REQUIREMENT: Report the number of lines where the string "MAXEXPROMT" occurs, and write nothing else.

RECORDS FOR THIS TASK:
┌──

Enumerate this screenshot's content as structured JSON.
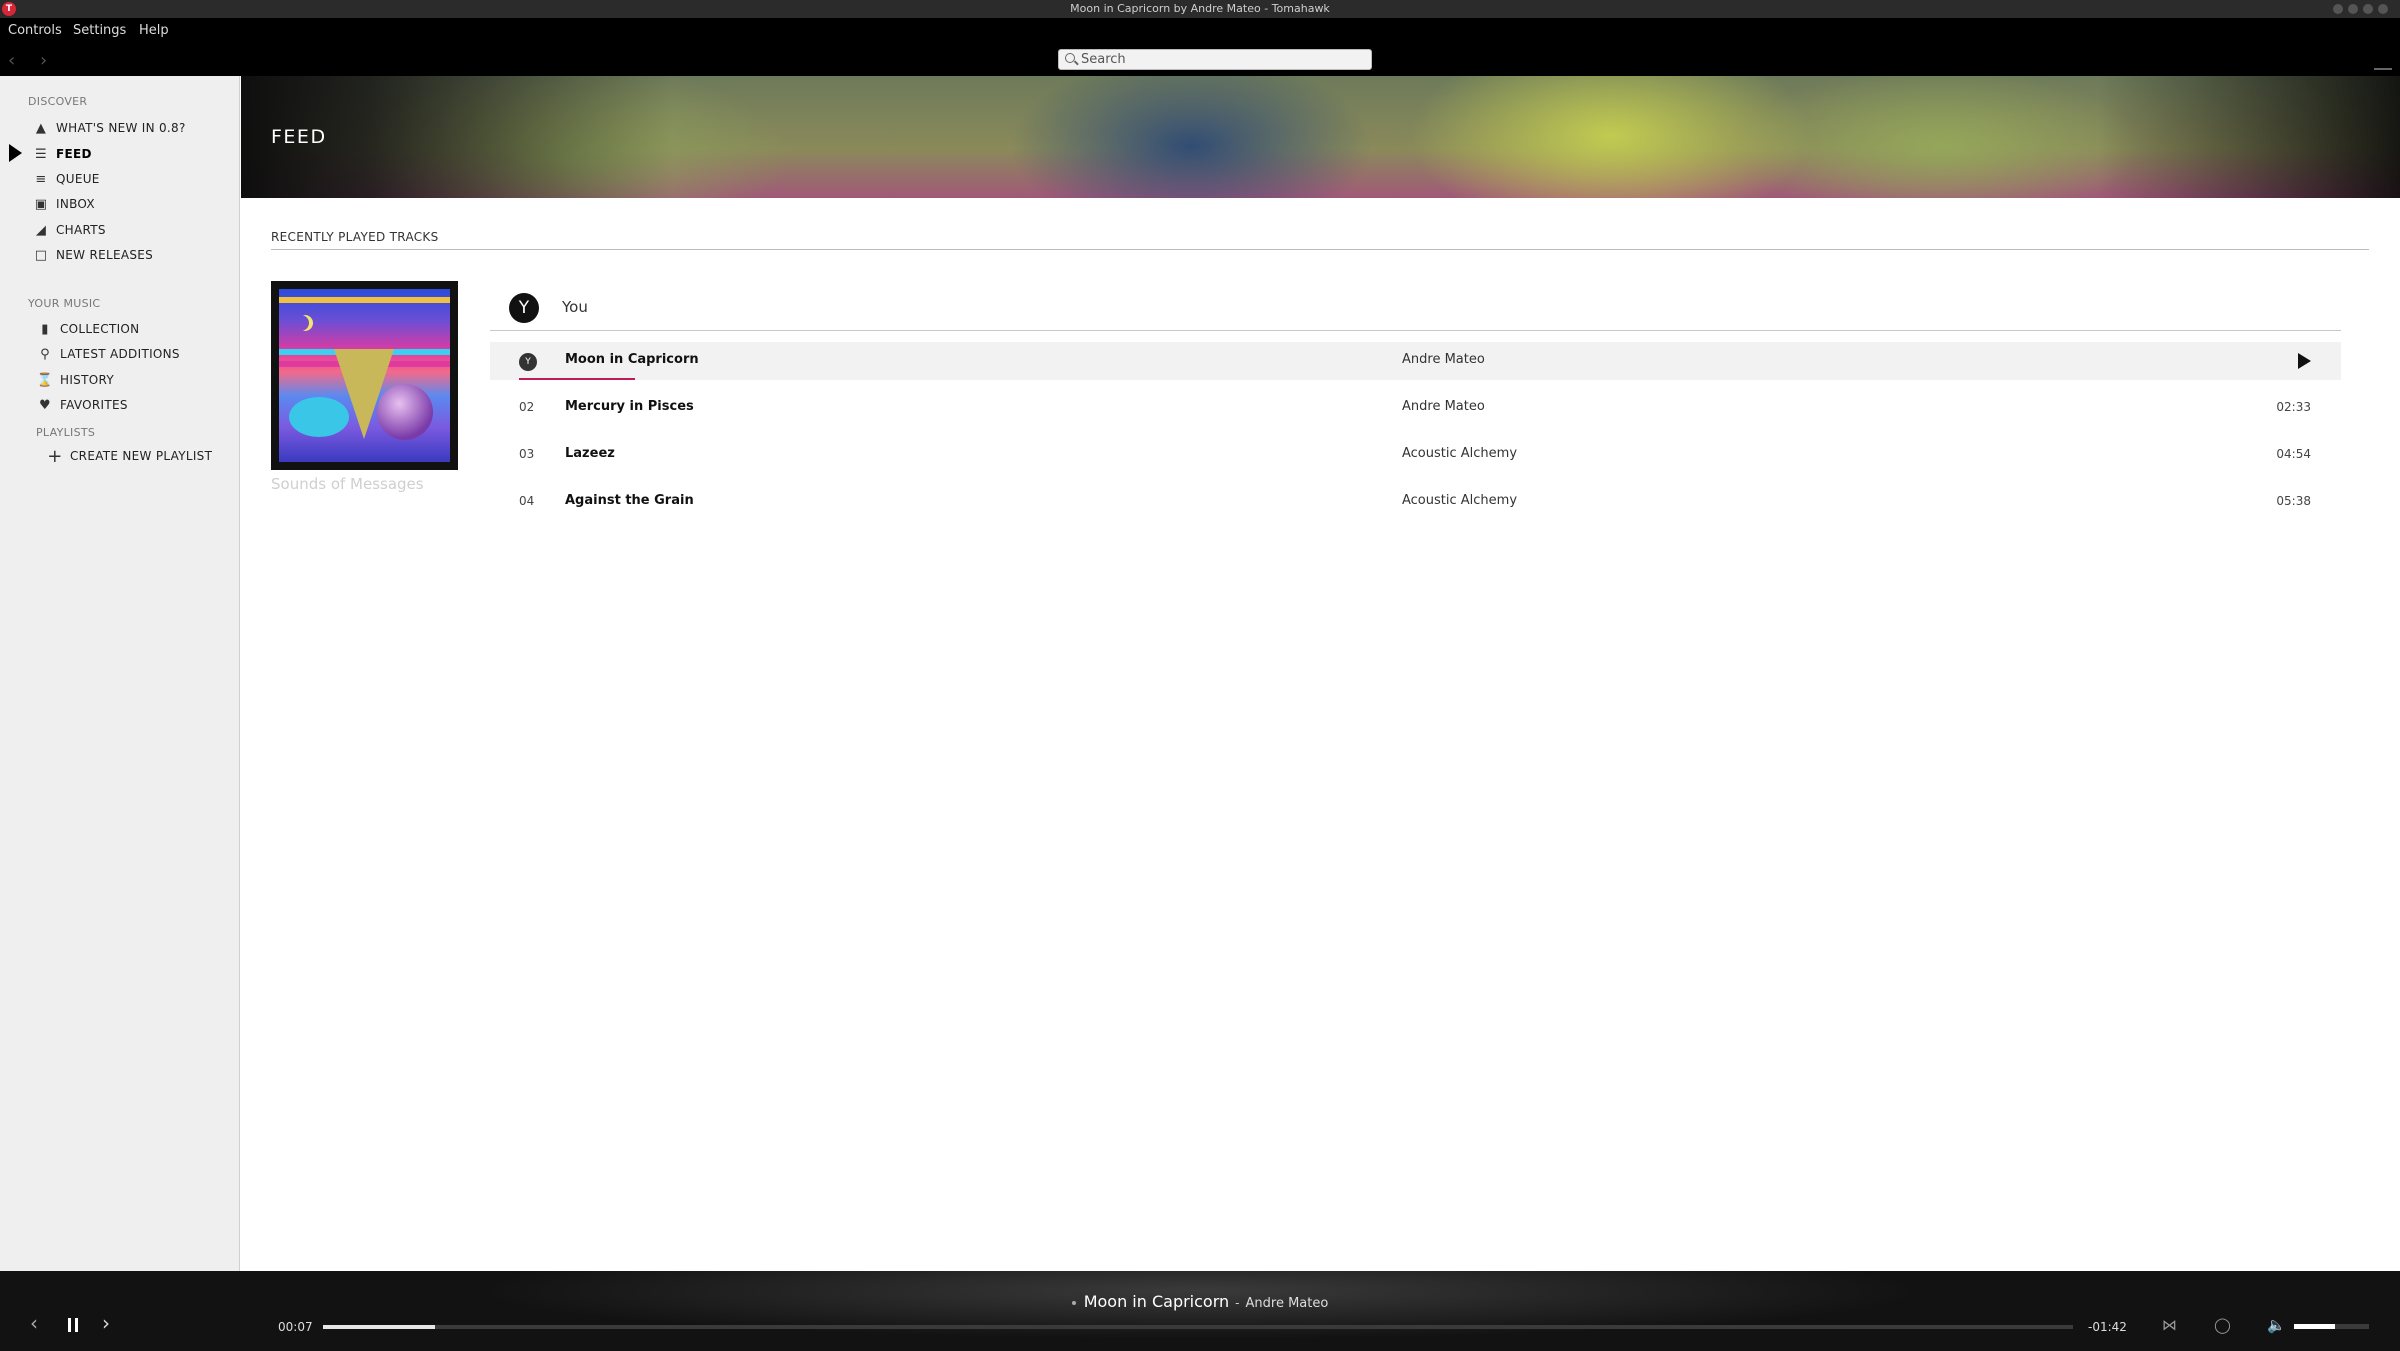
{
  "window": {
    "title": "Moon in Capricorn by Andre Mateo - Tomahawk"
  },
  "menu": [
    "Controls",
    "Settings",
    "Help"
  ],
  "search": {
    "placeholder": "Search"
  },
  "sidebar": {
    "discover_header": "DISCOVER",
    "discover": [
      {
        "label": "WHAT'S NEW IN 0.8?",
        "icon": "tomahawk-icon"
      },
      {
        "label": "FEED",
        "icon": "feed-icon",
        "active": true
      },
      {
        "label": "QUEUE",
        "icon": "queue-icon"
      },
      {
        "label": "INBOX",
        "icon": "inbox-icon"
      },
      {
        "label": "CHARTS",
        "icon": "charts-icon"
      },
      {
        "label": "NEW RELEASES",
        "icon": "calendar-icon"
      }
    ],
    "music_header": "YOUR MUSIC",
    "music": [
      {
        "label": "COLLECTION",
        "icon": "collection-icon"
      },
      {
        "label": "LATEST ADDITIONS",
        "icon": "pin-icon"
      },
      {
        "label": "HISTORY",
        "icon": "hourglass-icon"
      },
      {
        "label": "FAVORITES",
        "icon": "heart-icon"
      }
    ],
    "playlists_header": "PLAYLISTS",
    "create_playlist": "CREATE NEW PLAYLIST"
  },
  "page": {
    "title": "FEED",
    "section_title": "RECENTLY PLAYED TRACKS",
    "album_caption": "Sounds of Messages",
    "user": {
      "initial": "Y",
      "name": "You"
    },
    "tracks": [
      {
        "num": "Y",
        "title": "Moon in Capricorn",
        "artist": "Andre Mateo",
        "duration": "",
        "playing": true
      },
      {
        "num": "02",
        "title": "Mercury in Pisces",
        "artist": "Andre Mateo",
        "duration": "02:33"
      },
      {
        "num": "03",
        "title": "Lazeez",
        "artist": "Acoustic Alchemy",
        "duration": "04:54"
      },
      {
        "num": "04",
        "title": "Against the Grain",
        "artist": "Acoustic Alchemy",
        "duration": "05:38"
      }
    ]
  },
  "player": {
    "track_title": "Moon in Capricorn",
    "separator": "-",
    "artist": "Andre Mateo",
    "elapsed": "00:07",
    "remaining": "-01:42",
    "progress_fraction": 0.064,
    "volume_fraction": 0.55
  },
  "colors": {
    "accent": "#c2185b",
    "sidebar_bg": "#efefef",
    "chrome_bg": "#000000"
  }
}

└──
┌──

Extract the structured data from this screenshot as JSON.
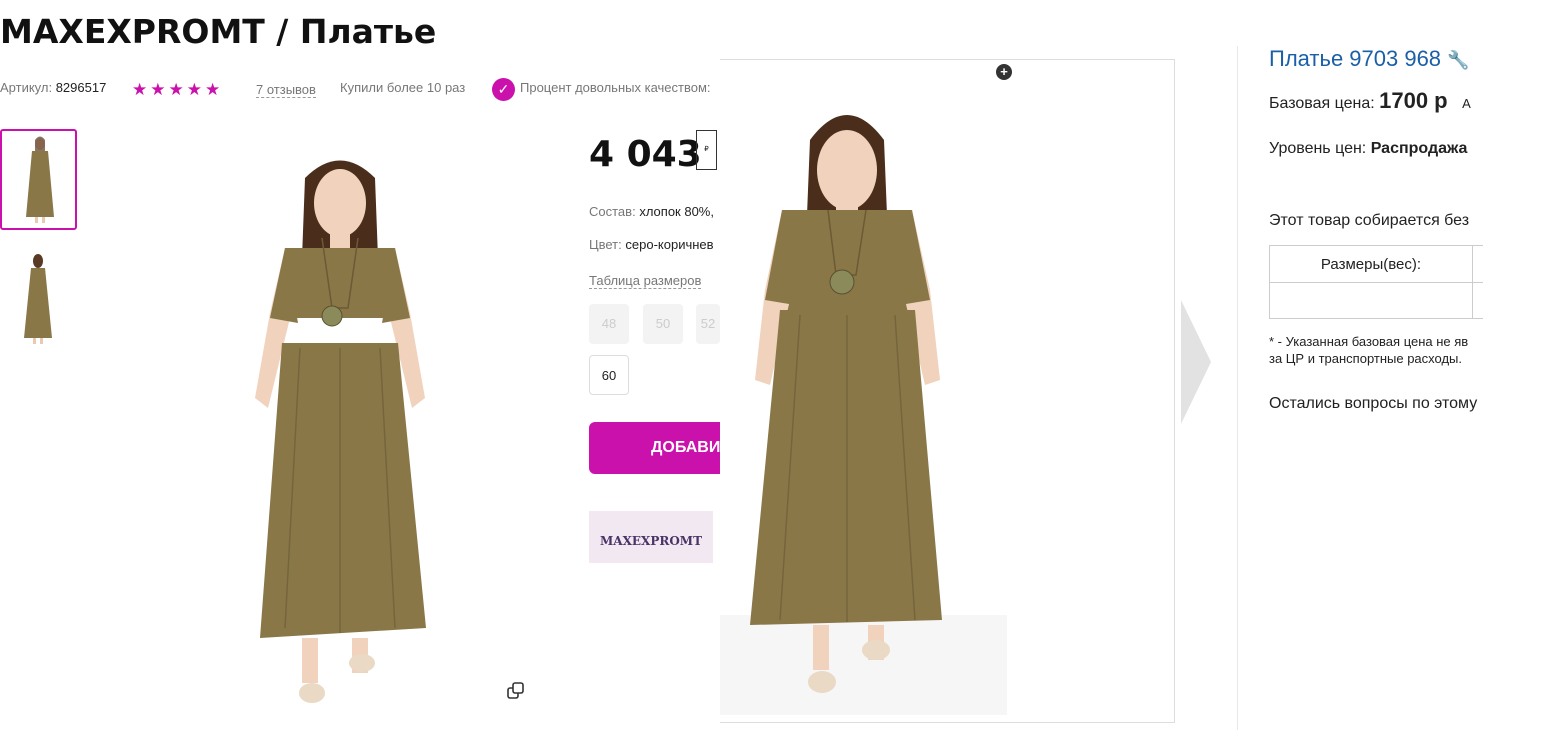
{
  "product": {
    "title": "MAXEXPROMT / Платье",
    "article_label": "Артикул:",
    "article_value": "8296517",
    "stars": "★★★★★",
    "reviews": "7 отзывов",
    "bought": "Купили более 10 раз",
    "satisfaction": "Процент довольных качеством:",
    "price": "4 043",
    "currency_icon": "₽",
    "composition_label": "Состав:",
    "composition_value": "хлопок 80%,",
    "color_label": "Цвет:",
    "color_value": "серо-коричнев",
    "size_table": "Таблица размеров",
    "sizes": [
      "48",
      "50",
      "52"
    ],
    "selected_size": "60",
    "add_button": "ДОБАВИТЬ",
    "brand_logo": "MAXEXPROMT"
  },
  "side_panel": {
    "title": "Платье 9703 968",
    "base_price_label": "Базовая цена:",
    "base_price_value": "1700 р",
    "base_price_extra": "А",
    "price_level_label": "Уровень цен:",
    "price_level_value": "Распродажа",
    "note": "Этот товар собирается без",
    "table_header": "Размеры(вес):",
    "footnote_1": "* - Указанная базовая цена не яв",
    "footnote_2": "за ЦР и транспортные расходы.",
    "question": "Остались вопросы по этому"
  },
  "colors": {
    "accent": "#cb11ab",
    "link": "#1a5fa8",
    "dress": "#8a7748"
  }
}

└──

OUTPUT OF THE EXERCISE: 2